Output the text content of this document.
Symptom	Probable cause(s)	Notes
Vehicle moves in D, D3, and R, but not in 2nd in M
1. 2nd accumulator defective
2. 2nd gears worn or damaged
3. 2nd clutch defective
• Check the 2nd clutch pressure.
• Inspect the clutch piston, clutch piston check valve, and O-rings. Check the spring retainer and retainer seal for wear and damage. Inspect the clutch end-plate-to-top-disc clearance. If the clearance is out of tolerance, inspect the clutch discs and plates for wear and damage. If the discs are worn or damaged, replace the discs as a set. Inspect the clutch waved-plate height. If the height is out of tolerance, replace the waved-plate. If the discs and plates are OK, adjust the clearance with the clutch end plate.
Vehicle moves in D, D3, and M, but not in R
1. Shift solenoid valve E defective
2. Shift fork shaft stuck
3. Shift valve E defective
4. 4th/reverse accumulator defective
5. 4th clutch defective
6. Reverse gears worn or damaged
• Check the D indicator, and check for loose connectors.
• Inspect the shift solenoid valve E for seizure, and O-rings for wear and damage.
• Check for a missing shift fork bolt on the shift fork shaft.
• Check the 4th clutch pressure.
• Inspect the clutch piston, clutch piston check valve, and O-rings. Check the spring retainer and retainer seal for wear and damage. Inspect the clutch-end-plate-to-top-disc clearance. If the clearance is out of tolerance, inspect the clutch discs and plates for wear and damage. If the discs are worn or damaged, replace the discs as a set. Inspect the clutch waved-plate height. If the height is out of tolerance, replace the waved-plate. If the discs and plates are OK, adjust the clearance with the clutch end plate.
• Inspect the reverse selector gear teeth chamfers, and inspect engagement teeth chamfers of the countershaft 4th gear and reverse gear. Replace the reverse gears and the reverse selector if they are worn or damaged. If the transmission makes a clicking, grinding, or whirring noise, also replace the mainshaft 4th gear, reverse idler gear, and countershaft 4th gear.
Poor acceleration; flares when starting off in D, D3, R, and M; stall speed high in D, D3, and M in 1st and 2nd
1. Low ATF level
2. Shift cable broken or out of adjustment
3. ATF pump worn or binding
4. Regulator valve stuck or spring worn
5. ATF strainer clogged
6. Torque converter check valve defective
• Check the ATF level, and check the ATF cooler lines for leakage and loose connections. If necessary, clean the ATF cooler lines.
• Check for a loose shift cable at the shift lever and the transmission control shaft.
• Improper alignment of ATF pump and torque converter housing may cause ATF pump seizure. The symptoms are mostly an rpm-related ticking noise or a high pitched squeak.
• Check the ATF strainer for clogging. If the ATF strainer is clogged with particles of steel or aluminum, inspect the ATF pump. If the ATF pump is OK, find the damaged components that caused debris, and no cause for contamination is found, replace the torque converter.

Problem description: Your task is to pick out every line with the string "cable" and copy it.

Result of the task:
2. Shift cable broken or out of adjustment
• Check for a loose shift cable at the shift lever and the transmission control shaft.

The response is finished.